DIRECTIONS FOR THIS TASK: Rewrite the listing below, swapping every "ellipsis-icon" for "more-options-icon" and leaving everything else untouched.

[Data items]
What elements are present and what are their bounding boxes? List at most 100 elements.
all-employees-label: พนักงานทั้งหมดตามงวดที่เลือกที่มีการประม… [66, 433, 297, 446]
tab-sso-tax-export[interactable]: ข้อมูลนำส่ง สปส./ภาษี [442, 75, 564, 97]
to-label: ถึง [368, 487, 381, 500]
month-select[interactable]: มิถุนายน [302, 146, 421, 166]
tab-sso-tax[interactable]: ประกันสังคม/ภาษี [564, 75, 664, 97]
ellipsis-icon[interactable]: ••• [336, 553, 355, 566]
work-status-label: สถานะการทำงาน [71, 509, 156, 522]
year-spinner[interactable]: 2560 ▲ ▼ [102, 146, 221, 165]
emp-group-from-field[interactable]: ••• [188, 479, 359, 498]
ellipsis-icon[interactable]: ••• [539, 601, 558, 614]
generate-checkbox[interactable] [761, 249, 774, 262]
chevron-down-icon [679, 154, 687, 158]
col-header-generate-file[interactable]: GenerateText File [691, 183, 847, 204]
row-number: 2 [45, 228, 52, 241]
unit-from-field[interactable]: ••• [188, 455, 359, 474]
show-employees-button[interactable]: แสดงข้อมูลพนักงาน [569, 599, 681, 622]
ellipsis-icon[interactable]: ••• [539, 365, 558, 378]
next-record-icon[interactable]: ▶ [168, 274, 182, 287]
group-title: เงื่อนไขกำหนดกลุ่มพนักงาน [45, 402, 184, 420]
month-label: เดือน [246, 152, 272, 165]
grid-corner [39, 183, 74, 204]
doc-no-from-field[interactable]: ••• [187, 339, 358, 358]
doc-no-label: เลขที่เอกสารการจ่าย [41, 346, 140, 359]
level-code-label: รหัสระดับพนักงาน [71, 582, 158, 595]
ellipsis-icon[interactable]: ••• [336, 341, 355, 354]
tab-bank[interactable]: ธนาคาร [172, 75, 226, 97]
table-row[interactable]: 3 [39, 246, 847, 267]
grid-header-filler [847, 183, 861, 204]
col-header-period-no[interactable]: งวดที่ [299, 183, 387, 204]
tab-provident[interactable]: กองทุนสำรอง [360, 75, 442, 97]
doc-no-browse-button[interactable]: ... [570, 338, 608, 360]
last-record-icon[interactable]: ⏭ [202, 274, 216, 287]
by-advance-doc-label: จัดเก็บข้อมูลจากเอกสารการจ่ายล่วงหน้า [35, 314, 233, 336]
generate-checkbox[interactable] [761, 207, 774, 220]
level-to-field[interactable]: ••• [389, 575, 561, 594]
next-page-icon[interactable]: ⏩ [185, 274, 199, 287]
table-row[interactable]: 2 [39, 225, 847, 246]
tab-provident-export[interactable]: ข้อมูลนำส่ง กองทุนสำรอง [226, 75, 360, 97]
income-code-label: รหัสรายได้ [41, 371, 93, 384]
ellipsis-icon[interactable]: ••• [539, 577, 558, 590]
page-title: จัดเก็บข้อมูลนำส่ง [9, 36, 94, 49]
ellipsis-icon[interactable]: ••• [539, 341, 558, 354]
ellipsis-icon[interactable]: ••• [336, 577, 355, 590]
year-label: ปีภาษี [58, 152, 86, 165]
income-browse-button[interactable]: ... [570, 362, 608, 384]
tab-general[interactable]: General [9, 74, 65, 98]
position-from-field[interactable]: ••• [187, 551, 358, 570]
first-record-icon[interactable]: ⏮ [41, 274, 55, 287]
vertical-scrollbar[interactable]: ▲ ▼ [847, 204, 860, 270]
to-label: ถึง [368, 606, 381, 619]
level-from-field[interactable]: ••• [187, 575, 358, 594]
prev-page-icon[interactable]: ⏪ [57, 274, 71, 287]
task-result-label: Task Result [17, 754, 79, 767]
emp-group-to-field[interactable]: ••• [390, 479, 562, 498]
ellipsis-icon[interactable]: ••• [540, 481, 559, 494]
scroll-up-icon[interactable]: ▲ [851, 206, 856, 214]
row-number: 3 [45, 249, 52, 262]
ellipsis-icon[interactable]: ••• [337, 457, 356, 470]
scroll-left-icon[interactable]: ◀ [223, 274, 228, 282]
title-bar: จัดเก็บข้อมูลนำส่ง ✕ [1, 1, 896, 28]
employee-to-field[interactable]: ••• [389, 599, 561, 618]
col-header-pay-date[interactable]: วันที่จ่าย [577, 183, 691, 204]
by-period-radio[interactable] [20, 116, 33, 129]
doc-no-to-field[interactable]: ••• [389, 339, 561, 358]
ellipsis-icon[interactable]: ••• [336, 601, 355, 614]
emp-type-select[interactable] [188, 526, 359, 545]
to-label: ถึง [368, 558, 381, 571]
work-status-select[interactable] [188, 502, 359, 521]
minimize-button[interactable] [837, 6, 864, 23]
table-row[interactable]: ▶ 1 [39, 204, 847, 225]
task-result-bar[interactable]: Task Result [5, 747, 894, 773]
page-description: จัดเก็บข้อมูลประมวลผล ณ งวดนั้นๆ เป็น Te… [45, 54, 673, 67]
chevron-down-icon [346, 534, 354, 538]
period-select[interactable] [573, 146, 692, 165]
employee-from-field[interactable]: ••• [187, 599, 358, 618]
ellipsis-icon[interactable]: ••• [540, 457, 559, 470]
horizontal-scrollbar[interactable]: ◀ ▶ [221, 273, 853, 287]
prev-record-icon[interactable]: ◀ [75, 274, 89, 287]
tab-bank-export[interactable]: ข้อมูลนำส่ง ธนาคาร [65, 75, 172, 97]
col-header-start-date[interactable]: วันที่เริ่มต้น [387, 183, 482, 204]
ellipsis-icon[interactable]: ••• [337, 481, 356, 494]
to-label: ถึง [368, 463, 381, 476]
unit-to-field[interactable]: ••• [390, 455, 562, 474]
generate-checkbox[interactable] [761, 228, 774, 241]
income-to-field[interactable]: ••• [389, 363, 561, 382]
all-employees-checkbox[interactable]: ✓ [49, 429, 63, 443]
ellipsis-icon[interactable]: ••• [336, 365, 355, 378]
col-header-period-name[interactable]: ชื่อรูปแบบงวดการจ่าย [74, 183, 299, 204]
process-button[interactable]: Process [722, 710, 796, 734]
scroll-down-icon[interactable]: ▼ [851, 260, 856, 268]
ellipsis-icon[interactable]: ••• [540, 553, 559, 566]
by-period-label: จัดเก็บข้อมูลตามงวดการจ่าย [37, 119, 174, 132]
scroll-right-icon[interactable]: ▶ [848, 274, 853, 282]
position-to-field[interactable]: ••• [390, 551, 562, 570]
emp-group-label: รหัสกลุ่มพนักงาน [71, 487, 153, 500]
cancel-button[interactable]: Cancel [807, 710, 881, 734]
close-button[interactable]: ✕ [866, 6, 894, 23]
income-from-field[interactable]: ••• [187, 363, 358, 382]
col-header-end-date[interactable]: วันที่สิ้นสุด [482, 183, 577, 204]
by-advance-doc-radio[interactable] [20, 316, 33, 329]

WRITTEN RESPONSE:
What elements are present and what are their bounding boxes? List at most 100 elements.
all-employees-label: พนักงานทั้งหมดตามงวดที่เลือกที่มีการประม… [66, 433, 297, 446]
tab-sso-tax-export[interactable]: ข้อมูลนำส่ง สปส./ภาษี [442, 75, 564, 97]
to-label: ถึง [368, 487, 381, 500]
month-select[interactable]: มิถุนายน [302, 146, 421, 166]
tab-sso-tax[interactable]: ประกันสังคม/ภาษี [564, 75, 664, 97]
more-options-icon[interactable]: ••• [336, 553, 355, 566]
work-status-label: สถานะการทำงาน [71, 509, 156, 522]
year-spinner[interactable]: 2560 ▲ ▼ [102, 146, 221, 165]
emp-group-from-field[interactable]: ••• [188, 479, 359, 498]
more-options-icon[interactable]: ••• [539, 601, 558, 614]
generate-checkbox[interactable] [761, 249, 774, 262]
chevron-down-icon [679, 154, 687, 158]
col-header-generate-file[interactable]: GenerateText File [691, 183, 847, 204]
row-number: 2 [45, 228, 52, 241]
unit-from-field[interactable]: ••• [188, 455, 359, 474]
show-employees-button[interactable]: แสดงข้อมูลพนักงาน [569, 599, 681, 622]
more-options-icon[interactable]: ••• [539, 365, 558, 378]
next-record-icon[interactable]: ▶ [168, 274, 182, 287]
group-title: เงื่อนไขกำหนดกลุ่มพนักงาน [45, 402, 184, 420]
month-label: เดือน [246, 152, 272, 165]
grid-corner [39, 183, 74, 204]
doc-no-from-field[interactable]: ••• [187, 339, 358, 358]
doc-no-label: เลขที่เอกสารการจ่าย [41, 346, 140, 359]
level-code-label: รหัสระดับพนักงาน [71, 582, 158, 595]
more-options-icon[interactable]: ••• [336, 341, 355, 354]
tab-bank[interactable]: ธนาคาร [172, 75, 226, 97]
table-row[interactable]: 3 [39, 246, 847, 267]
grid-header-filler [847, 183, 861, 204]
col-header-period-no[interactable]: งวดที่ [299, 183, 387, 204]
tab-provident[interactable]: กองทุนสำรอง [360, 75, 442, 97]
doc-no-browse-button[interactable]: ... [570, 338, 608, 360]
last-record-icon[interactable]: ⏭ [202, 274, 216, 287]
by-advance-doc-label: จัดเก็บข้อมูลจากเอกสารการจ่ายล่วงหน้า [35, 314, 233, 336]
generate-checkbox[interactable] [761, 207, 774, 220]
level-to-field[interactable]: ••• [389, 575, 561, 594]
next-page-icon[interactable]: ⏩ [185, 274, 199, 287]
table-row[interactable]: 2 [39, 225, 847, 246]
tab-provident-export[interactable]: ข้อมูลนำส่ง กองทุนสำรอง [226, 75, 360, 97]
income-code-label: รหัสรายได้ [41, 371, 93, 384]
more-options-icon[interactable]: ••• [539, 577, 558, 590]
page-title: จัดเก็บข้อมูลนำส่ง [9, 36, 94, 49]
more-options-icon[interactable]: ••• [539, 341, 558, 354]
more-options-icon[interactable]: ••• [336, 577, 355, 590]
year-label: ปีภาษี [58, 152, 86, 165]
income-browse-button[interactable]: ... [570, 362, 608, 384]
tab-general[interactable]: General [9, 74, 65, 98]
position-from-field[interactable]: ••• [187, 551, 358, 570]
first-record-icon[interactable]: ⏮ [41, 274, 55, 287]
vertical-scrollbar[interactable]: ▲ ▼ [847, 204, 860, 270]
to-label: ถึง [368, 606, 381, 619]
level-from-field[interactable]: ••• [187, 575, 358, 594]
prev-page-icon[interactable]: ⏪ [57, 274, 71, 287]
task-result-label: Task Result [17, 754, 79, 767]
emp-group-to-field[interactable]: ••• [390, 479, 562, 498]
more-options-icon[interactable]: ••• [540, 481, 559, 494]
scroll-up-icon[interactable]: ▲ [851, 206, 856, 214]
row-number: 3 [45, 249, 52, 262]
more-options-icon[interactable]: ••• [337, 457, 356, 470]
scroll-left-icon[interactable]: ◀ [223, 274, 228, 282]
title-bar: จัดเก็บข้อมูลนำส่ง ✕ [1, 1, 896, 28]
employee-to-field[interactable]: ••• [389, 599, 561, 618]
col-header-pay-date[interactable]: วันที่จ่าย [577, 183, 691, 204]
by-period-radio[interactable] [20, 116, 33, 129]
doc-no-to-field[interactable]: ••• [389, 339, 561, 358]
more-options-icon[interactable]: ••• [336, 601, 355, 614]
emp-type-select[interactable] [188, 526, 359, 545]
to-label: ถึง [368, 558, 381, 571]
work-status-select[interactable] [188, 502, 359, 521]
minimize-button[interactable] [837, 6, 864, 23]
table-row[interactable]: ▶ 1 [39, 204, 847, 225]
task-result-bar[interactable]: Task Result [5, 747, 894, 773]
page-description: จัดเก็บข้อมูลประมวลผล ณ งวดนั้นๆ เป็น Te… [45, 54, 673, 67]
chevron-down-icon [346, 534, 354, 538]
period-select[interactable] [573, 146, 692, 165]
employee-from-field[interactable]: ••• [187, 599, 358, 618]
more-options-icon[interactable]: ••• [540, 457, 559, 470]
horizontal-scrollbar[interactable]: ◀ ▶ [221, 273, 853, 287]
prev-record-icon[interactable]: ◀ [75, 274, 89, 287]
tab-bank-export[interactable]: ข้อมูลนำส่ง ธนาคาร [65, 75, 172, 97]
col-header-start-date[interactable]: วันที่เริ่มต้น [387, 183, 482, 204]
more-options-icon[interactable]: ••• [337, 481, 356, 494]
to-label: ถึง [368, 463, 381, 476]
unit-to-field[interactable]: ••• [390, 455, 562, 474]
generate-checkbox[interactable] [761, 228, 774, 241]
income-to-field[interactable]: ••• [389, 363, 561, 382]
all-employees-checkbox[interactable]: ✓ [49, 429, 63, 443]
more-options-icon[interactable]: ••• [336, 365, 355, 378]
col-header-period-name[interactable]: ชื่อรูปแบบงวดการจ่าย [74, 183, 299, 204]
process-button[interactable]: Process [722, 710, 796, 734]
scroll-down-icon[interactable]: ▼ [851, 260, 856, 268]
more-options-icon[interactable]: ••• [540, 553, 559, 566]
by-period-label: จัดเก็บข้อมูลตามงวดการจ่าย [37, 119, 174, 132]
scroll-right-icon[interactable]: ▶ [848, 274, 853, 282]
position-to-field[interactable]: ••• [390, 551, 562, 570]
emp-group-label: รหัสกลุ่มพนักงาน [71, 487, 153, 500]
cancel-button[interactable]: Cancel [807, 710, 881, 734]
close-button[interactable]: ✕ [866, 6, 894, 23]
income-from-field[interactable]: ••• [187, 363, 358, 382]
col-header-end-date[interactable]: วันที่สิ้นสุด [482, 183, 577, 204]
by-advance-doc-radio[interactable] [20, 316, 33, 329]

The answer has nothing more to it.